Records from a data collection
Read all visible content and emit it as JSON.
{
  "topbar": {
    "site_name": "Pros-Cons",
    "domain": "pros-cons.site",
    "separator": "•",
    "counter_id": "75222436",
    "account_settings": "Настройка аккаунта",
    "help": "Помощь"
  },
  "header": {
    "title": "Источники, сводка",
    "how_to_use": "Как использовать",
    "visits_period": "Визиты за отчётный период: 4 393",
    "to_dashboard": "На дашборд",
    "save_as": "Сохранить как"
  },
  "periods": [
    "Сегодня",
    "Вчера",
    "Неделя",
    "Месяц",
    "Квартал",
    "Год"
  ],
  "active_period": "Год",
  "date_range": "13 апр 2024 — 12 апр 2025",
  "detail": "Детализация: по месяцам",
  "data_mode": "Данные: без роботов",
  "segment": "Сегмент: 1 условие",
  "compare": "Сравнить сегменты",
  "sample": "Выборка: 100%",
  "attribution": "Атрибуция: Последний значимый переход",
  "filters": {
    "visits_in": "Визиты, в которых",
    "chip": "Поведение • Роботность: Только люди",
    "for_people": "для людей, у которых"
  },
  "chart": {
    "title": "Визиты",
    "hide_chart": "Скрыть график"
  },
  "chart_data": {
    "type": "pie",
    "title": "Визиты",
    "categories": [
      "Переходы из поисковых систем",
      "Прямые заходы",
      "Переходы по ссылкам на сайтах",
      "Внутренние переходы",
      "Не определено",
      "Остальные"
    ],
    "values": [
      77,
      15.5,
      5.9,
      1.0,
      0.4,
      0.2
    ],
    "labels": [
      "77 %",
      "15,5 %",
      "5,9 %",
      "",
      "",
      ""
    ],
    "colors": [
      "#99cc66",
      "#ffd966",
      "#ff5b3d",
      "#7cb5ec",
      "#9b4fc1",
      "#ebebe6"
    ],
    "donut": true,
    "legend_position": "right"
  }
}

THE PROBLEM: Read the entries and show each line that mentions "которых".

TASK RESPONSE:
    "visits_in": "Визиты, в которых",
    "for_people": "для людей, у которых"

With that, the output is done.